> _INFORMATION GIVEN_

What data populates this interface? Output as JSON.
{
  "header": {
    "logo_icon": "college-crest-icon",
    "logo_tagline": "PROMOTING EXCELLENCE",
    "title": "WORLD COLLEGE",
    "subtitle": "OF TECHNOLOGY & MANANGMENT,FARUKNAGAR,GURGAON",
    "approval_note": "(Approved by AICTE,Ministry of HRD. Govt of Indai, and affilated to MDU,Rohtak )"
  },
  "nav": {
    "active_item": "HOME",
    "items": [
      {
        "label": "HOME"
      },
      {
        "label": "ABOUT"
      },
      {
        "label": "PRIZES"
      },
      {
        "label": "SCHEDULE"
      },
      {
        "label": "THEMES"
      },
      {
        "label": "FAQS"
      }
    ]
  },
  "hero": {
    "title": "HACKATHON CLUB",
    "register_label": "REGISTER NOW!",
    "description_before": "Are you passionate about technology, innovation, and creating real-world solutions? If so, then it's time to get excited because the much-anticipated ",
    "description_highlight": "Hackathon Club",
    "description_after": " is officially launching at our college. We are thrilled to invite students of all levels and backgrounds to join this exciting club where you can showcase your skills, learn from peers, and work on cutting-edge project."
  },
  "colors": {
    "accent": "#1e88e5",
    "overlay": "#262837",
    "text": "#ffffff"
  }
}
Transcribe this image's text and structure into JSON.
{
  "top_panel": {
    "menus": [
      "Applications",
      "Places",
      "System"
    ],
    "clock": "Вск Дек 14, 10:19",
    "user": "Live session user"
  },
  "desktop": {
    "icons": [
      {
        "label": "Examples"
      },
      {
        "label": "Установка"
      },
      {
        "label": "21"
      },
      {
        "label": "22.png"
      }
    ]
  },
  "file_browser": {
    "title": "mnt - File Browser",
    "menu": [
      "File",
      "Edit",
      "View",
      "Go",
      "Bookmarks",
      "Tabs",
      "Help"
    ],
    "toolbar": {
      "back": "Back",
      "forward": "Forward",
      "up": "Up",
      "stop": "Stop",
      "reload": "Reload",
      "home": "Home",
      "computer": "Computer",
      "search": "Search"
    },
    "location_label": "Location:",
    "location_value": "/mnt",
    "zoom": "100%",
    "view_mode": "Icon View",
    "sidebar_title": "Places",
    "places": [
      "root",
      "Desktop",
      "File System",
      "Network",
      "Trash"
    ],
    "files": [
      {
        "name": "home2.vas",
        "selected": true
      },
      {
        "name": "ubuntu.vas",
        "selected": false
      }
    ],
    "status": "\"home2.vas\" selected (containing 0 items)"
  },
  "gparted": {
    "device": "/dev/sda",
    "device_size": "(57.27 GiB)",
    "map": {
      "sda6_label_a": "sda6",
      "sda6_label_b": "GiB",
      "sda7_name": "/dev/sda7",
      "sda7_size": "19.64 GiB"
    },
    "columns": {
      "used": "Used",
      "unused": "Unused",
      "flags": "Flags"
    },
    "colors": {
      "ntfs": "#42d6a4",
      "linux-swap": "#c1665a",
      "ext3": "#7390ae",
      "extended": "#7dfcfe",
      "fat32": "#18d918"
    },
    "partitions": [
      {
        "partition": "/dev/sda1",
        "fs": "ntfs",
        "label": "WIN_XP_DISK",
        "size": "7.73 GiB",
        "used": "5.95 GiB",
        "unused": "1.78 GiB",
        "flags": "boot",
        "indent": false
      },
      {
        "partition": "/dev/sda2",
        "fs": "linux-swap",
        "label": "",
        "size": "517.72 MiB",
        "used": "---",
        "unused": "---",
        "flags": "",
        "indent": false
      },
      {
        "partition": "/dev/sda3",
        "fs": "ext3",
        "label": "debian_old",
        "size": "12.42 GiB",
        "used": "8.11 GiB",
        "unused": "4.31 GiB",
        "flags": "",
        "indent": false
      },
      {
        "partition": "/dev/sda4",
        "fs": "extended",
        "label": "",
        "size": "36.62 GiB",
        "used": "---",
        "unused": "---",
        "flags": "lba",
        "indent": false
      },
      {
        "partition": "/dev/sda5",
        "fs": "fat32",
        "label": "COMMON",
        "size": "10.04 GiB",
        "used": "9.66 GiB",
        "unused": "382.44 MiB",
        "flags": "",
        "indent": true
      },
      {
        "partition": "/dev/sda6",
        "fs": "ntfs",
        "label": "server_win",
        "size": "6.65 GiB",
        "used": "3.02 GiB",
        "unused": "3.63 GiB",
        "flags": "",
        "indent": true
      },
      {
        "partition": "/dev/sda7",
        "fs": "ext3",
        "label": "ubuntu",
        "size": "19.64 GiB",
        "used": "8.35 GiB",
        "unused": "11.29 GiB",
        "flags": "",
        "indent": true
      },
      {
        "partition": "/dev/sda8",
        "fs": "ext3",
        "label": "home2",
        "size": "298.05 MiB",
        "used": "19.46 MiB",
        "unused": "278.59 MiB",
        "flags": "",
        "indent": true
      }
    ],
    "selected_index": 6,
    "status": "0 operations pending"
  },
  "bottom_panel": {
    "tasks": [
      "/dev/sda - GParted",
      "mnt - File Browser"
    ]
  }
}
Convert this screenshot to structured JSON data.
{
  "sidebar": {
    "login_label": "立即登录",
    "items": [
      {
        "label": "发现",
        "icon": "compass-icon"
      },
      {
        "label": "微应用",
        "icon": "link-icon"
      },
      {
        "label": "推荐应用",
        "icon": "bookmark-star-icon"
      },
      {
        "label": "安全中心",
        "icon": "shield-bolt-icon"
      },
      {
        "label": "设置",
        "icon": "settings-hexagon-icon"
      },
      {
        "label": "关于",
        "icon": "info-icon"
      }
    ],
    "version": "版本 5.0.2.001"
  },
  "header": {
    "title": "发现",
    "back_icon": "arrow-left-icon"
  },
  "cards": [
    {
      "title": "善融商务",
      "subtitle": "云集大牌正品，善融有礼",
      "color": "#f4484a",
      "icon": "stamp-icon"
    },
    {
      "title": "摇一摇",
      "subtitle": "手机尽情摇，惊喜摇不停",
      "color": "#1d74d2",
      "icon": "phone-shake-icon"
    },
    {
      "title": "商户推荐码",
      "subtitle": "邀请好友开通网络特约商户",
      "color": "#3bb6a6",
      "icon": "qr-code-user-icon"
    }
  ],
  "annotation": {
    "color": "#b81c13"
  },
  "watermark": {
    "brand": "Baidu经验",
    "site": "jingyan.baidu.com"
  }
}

> _YOUR GOAL_
All the entries above need to be reproduced exactly.

> _RESULT OF THIS TASK_
What data populates this interface? Output as JSON.
{
  "header": {
    "logo_icon": "college-crest-icon",
    "logo_tagline": "PROMOTING EXCELLENCE",
    "title": "WORLD COLLEGE",
    "subtitle": "OF TECHNOLOGY & MANANGMENT,FARUKNAGAR,GURGAON",
    "approval_note": "(Approved by AICTE,Ministry of HRD. Govt of Indai, and affilated to MDU,Rohtak )"
  },
  "nav": {
    "active_item": "HOME",
    "items": [
      {
        "label": "HOME"
      },
      {
        "label": "ABOUT"
      },
      {
        "label": "PRIZES"
      },
      {
        "label": "SCHEDULE"
      },
      {
        "label": "THEMES"
      },
      {
        "label": "FAQS"
      }
    ]
  },
  "hero": {
    "title": "HACKATHON CLUB",
    "register_label": "REGISTER NOW!",
    "description_before": "Are you passionate about technology, innovation, and creating real-world solutions? If so, then it's time to get excited because the much-anticipated ",
    "description_highlight": "Hackathon Club",
    "description_after": " is officially launching at our college. We are thrilled to invite students of all levels and backgrounds to join this exciting club where you can showcase your skills, learn from peers, and work on cutting-edge project."
  },
  "colors": {
    "accent": "#1e88e5",
    "overlay": "#262837",
    "text": "#ffffff"
  }
}
Transcribe this image's text and structure into JSON.
{
  "top_panel": {
    "menus": [
      "Applications",
      "Places",
      "System"
    ],
    "clock": "Вск Дек 14, 10:19",
    "user": "Live session user"
  },
  "desktop": {
    "icons": [
      {
        "label": "Examples"
      },
      {
        "label": "Установка"
      },
      {
        "label": "21"
      },
      {
        "label": "22.png"
      }
    ]
  },
  "file_browser": {
    "title": "mnt - File Browser",
    "menu": [
      "File",
      "Edit",
      "View",
      "Go",
      "Bookmarks",
      "Tabs",
      "Help"
    ],
    "toolbar": {
      "back": "Back",
      "forward": "Forward",
      "up": "Up",
      "stop": "Stop",
      "reload": "Reload",
      "home": "Home",
      "computer": "Computer",
      "search": "Search"
    },
    "location_label": "Location:",
    "location_value": "/mnt",
    "zoom": "100%",
    "view_mode": "Icon View",
    "sidebar_title": "Places",
    "places": [
      "root",
      "Desktop",
      "File System",
      "Network",
      "Trash"
    ],
    "files": [
      {
        "name": "home2.vas",
        "selected": true
      },
      {
        "name": "ubuntu.vas",
        "selected": false
      }
    ],
    "status": "\"home2.vas\" selected (containing 0 items)"
  },
  "gparted": {
    "device": "/dev/sda",
    "device_size": "(57.27 GiB)",
    "map": {
      "sda6_label_a": "sda6",
      "sda6_label_b": "GiB",
      "sda7_name": "/dev/sda7",
      "sda7_size": "19.64 GiB"
    },
    "columns": {
      "used": "Used",
      "unused": "Unused",
      "flags": "Flags"
    },
    "colors": {
      "ntfs": "#42d6a4",
      "linux-swap": "#c1665a",
      "ext3": "#7390ae",
      "extended": "#7dfcfe",
      "fat32": "#18d918"
    },
    "partitions": [
      {
        "partition": "/dev/sda1",
        "fs": "ntfs",
        "label": "WIN_XP_DISK",
        "size": "7.73 GiB",
        "used": "5.95 GiB",
        "unused": "1.78 GiB",
        "flags": "boot",
        "indent": false
      },
      {
        "partition": "/dev/sda2",
        "fs": "linux-swap",
        "label": "",
        "size": "517.72 MiB",
        "used": "---",
        "unused": "---",
        "flags": "",
        "indent": false
      },
      {
        "partition": "/dev/sda3",
        "fs": "ext3",
        "label": "debian_old",
        "size": "12.42 GiB",
        "used": "8.11 GiB",
        "unused": "4.31 GiB",
        "flags": "",
        "indent": false
      },
      {
        "partition": "/dev/sda4",
        "fs": "extended",
        "label": "",
        "size": "36.62 GiB",
        "used": "---",
        "unused": "---",
        "flags": "lba",
        "indent": false
      },
      {
        "partition": "/dev/sda5",
        "fs": "fat32",
        "label": "COMMON",
        "size": "10.04 GiB",
        "used": "9.66 GiB",
        "unused": "382.44 MiB",
        "flags": "",
        "indent": true
      },
      {
        "partition": "/dev/sda6",
        "fs": "ntfs",
        "label": "server_win",
        "size": "6.65 GiB",
        "used": "3.02 GiB",
        "unused": "3.63 GiB",
        "flags": "",
        "indent": true
      },
      {
        "partition": "/dev/sda7",
        "fs": "ext3",
        "label": "ubuntu",
        "size": "19.64 GiB",
        "used": "8.35 GiB",
        "unused": "11.29 GiB",
        "flags": "",
        "indent": true
      },
      {
        "partition": "/dev/sda8",
        "fs": "ext3",
        "label": "home2",
        "size": "298.05 MiB",
        "used": "19.46 MiB",
        "unused": "278.59 MiB",
        "flags": "",
        "indent": true
      }
    ],
    "selected_index": 6,
    "status": "0 operations pending"
  },
  "bottom_panel": {
    "tasks": [
      "/dev/sda - GParted",
      "mnt - File Browser"
    ]
  }
}
Convert this screenshot to structured JSON data.
{
  "sidebar": {
    "login_label": "立即登录",
    "items": [
      {
        "label": "发现",
        "icon": "compass-icon"
      },
      {
        "label": "微应用",
        "icon": "link-icon"
      },
      {
        "label": "推荐应用",
        "icon": "bookmark-star-icon"
      },
      {
        "label": "安全中心",
        "icon": "shield-bolt-icon"
      },
      {
        "label": "设置",
        "icon": "settings-hexagon-icon"
      },
      {
        "label": "关于",
        "icon": "info-icon"
      }
    ],
    "version": "版本 5.0.2.001"
  },
  "header": {
    "title": "发现",
    "back_icon": "arrow-left-icon"
  },
  "cards": [
    {
      "title": "善融商务",
      "subtitle": "云集大牌正品，善融有礼",
      "color": "#f4484a",
      "icon": "stamp-icon"
    },
    {
      "title": "摇一摇",
      "subtitle": "手机尽情摇，惊喜摇不停",
      "color": "#1d74d2",
      "icon": "phone-shake-icon"
    },
    {
      "title": "商户推荐码",
      "subtitle": "邀请好友开通网络特约商户",
      "color": "#3bb6a6",
      "icon": "qr-code-user-icon"
    }
  ],
  "annotation": {
    "color": "#b81c13"
  },
  "watermark": {
    "brand": "Baidu经验",
    "site": "jingyan.baidu.com"
  }
}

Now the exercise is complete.